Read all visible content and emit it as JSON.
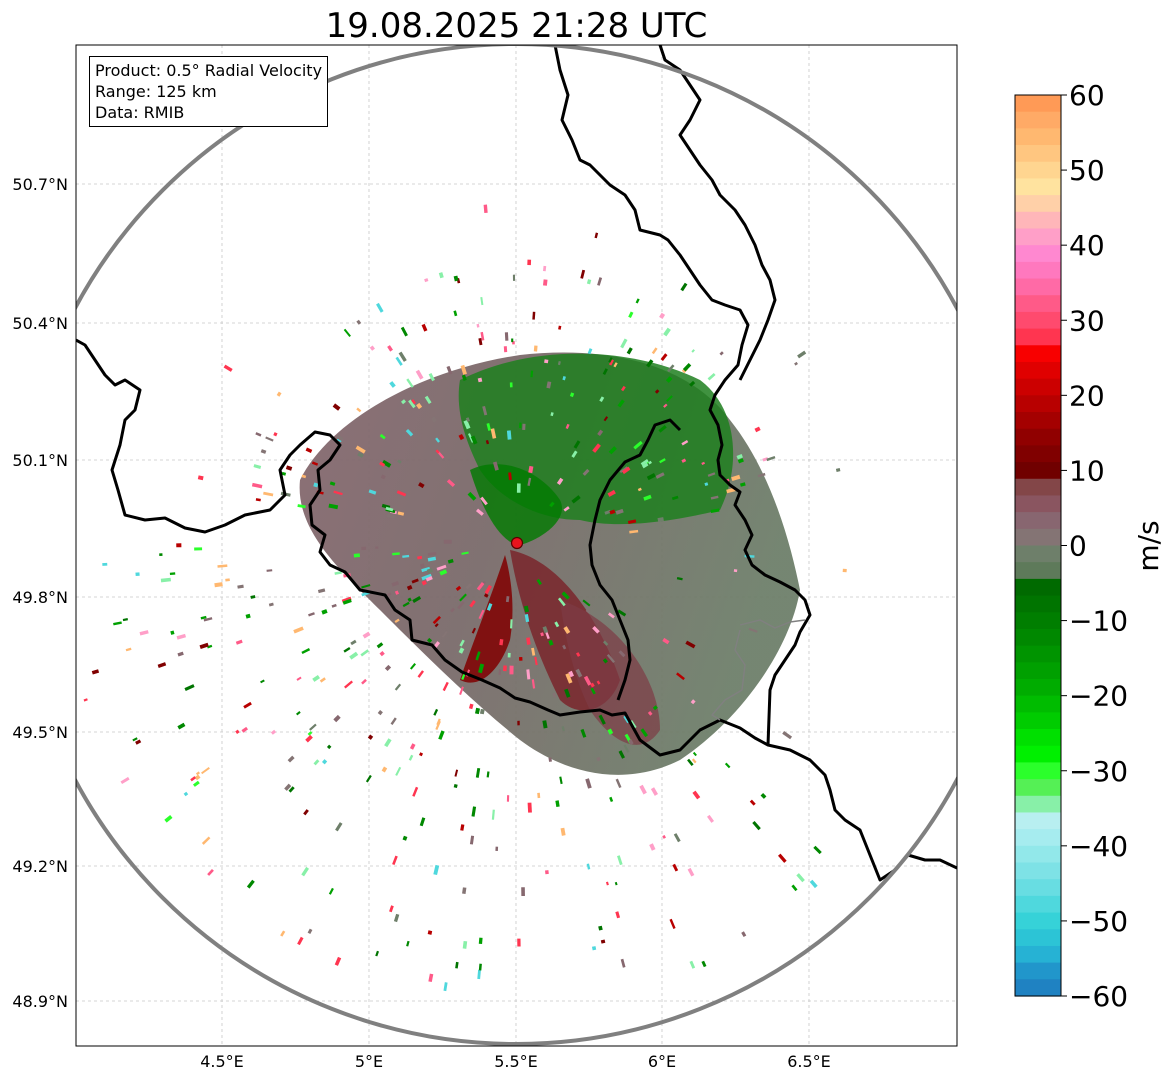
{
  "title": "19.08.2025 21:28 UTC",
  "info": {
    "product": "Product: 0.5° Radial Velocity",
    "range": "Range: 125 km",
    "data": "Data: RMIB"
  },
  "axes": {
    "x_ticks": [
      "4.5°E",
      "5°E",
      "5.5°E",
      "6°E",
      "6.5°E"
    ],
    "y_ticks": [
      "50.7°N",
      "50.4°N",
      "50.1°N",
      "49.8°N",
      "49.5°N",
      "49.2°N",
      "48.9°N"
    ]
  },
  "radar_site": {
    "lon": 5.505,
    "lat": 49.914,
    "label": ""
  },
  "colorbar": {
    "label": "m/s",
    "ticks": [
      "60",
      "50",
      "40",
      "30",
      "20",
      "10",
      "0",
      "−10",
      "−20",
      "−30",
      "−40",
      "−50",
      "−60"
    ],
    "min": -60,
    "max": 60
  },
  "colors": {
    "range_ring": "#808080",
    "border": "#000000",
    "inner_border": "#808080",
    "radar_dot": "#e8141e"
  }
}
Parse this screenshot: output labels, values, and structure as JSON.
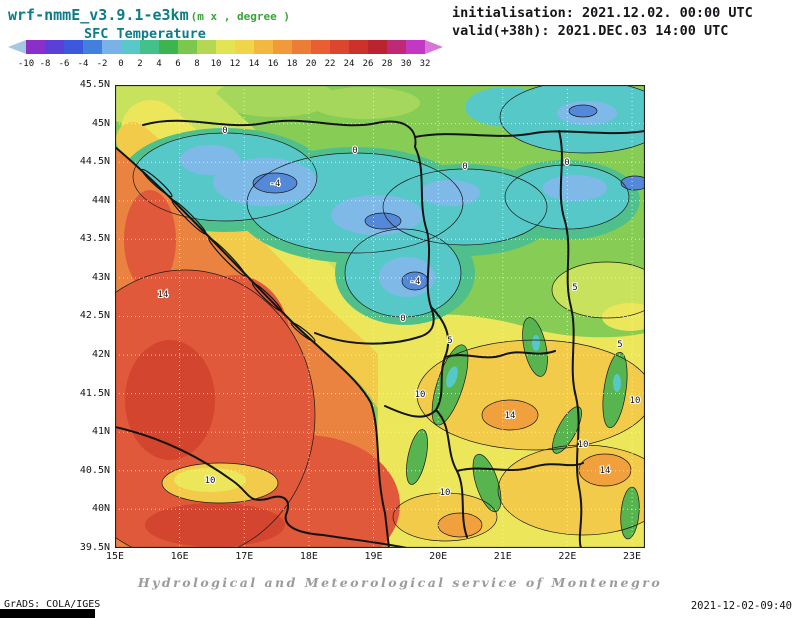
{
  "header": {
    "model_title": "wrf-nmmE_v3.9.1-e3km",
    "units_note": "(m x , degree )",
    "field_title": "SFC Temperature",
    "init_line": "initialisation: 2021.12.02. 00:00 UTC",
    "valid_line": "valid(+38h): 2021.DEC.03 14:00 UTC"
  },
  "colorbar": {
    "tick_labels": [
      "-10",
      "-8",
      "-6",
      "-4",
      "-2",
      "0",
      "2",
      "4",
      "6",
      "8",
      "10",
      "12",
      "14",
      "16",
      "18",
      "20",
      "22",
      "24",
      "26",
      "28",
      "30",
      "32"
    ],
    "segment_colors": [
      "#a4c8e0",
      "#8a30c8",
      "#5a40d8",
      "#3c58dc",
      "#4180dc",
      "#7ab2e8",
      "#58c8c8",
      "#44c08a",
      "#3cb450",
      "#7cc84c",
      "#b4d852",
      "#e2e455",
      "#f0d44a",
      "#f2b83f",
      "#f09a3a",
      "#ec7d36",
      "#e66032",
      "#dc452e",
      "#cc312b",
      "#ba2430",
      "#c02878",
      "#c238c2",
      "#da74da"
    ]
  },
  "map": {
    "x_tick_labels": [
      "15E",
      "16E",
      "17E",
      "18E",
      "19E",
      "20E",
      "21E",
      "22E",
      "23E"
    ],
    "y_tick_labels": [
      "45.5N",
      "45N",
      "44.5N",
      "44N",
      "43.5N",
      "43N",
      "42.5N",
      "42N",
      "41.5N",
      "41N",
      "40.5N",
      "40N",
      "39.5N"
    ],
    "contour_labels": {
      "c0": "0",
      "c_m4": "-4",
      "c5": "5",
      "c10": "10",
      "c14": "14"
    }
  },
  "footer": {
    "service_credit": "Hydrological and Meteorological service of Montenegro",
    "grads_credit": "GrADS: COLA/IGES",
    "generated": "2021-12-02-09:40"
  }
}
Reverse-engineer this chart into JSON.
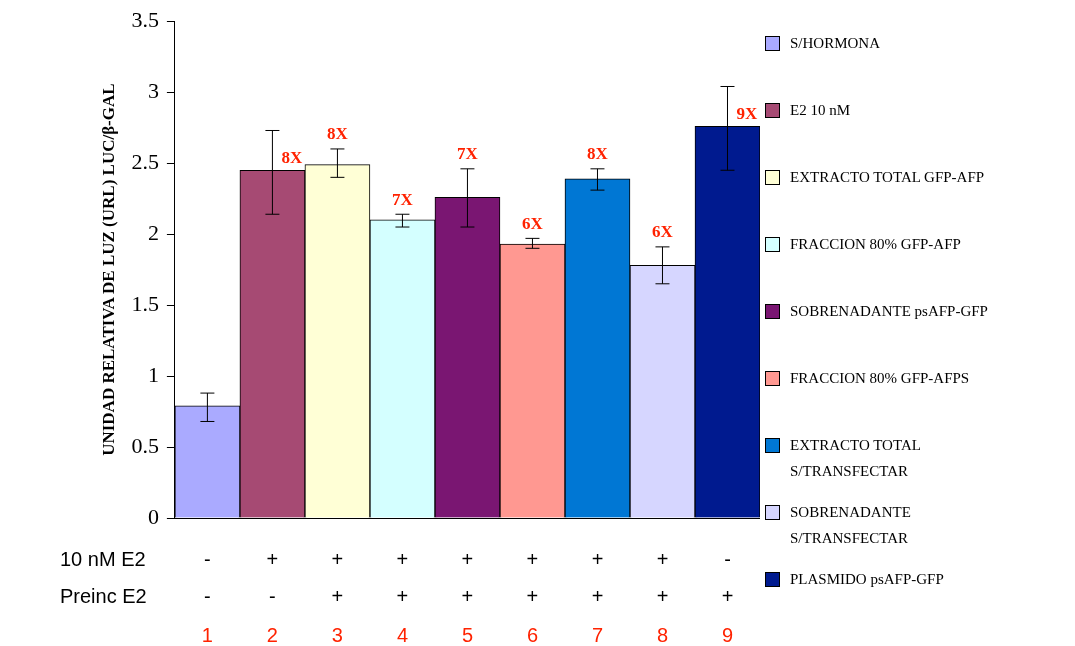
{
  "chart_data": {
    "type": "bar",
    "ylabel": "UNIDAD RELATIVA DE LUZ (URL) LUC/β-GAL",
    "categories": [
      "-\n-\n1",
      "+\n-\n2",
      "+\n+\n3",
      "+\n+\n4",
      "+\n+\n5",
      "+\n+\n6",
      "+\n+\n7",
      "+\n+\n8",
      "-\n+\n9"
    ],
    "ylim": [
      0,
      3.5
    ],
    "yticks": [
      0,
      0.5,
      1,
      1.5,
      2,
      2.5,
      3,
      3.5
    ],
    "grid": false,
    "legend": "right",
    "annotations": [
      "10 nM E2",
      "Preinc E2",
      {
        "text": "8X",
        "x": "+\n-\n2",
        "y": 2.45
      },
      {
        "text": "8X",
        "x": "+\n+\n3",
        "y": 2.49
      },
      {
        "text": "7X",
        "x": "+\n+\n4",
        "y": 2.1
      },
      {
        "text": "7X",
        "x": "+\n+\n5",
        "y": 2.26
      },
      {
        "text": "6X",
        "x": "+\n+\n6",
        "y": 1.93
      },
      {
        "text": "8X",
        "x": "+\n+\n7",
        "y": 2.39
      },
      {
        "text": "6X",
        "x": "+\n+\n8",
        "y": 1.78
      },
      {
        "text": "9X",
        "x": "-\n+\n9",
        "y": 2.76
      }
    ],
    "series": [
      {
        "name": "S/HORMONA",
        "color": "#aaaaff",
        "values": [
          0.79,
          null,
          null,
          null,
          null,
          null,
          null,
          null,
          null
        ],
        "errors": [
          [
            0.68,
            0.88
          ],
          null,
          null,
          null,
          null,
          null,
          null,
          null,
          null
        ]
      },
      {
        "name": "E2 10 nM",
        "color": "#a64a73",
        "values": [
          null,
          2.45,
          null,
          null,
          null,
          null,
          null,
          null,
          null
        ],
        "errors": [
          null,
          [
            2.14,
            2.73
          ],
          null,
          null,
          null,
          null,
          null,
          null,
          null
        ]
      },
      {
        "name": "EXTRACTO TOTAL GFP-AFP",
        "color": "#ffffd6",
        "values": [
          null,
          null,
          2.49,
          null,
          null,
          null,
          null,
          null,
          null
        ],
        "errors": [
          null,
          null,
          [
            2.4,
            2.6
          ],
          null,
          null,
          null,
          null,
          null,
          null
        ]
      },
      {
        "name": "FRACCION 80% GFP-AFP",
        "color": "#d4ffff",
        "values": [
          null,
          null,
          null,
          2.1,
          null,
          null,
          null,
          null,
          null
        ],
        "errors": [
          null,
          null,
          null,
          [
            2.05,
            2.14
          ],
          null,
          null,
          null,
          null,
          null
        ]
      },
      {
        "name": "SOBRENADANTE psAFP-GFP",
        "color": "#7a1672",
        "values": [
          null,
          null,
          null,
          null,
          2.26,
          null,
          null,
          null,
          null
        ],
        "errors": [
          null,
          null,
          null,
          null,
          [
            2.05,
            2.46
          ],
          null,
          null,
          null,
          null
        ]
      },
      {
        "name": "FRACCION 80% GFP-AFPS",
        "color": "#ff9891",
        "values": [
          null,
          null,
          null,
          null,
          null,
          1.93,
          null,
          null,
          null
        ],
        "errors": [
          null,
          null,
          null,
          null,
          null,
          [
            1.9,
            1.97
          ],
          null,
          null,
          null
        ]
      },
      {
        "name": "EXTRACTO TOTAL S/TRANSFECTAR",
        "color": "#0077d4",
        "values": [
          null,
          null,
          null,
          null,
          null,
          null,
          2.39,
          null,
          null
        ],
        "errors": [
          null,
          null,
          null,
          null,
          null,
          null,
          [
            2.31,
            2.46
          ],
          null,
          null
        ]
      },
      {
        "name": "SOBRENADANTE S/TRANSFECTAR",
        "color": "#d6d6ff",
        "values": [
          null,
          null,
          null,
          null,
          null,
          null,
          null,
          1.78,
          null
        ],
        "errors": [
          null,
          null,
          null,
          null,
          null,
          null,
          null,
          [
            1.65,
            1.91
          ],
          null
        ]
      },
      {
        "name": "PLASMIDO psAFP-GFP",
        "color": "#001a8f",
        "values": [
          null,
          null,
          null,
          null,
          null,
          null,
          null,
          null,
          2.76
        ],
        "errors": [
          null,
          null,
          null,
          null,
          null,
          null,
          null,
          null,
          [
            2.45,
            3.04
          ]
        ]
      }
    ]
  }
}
==
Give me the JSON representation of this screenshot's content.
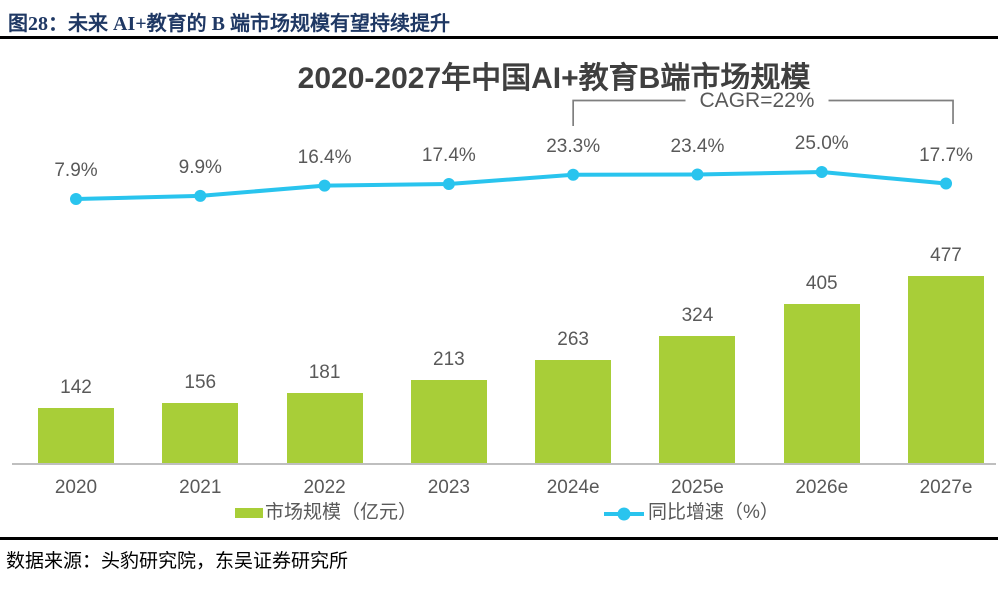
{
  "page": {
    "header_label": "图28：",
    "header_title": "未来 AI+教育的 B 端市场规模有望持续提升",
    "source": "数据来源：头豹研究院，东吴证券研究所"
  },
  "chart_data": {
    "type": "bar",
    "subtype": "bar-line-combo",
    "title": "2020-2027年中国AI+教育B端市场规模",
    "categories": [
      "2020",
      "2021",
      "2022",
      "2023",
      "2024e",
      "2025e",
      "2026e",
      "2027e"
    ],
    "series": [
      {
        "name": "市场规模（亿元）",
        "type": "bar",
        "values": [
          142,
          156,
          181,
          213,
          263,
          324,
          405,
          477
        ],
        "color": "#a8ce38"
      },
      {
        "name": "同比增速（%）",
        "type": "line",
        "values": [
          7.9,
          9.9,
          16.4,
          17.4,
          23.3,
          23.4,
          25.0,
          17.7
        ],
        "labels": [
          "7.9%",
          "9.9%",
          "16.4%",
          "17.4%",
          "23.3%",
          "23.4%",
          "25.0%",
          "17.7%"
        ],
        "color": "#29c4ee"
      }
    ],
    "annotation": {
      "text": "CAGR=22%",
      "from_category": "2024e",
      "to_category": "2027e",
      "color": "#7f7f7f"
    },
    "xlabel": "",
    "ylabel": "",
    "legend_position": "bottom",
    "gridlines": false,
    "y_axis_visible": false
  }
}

WHAT YOU WILL DO → Select the lines from the entries that include the word "screenshot".

TASK ANSWER →
Parse this screenshot: output labels, values, and structure as JSON.
Give me the JSON representation of this screenshot's content.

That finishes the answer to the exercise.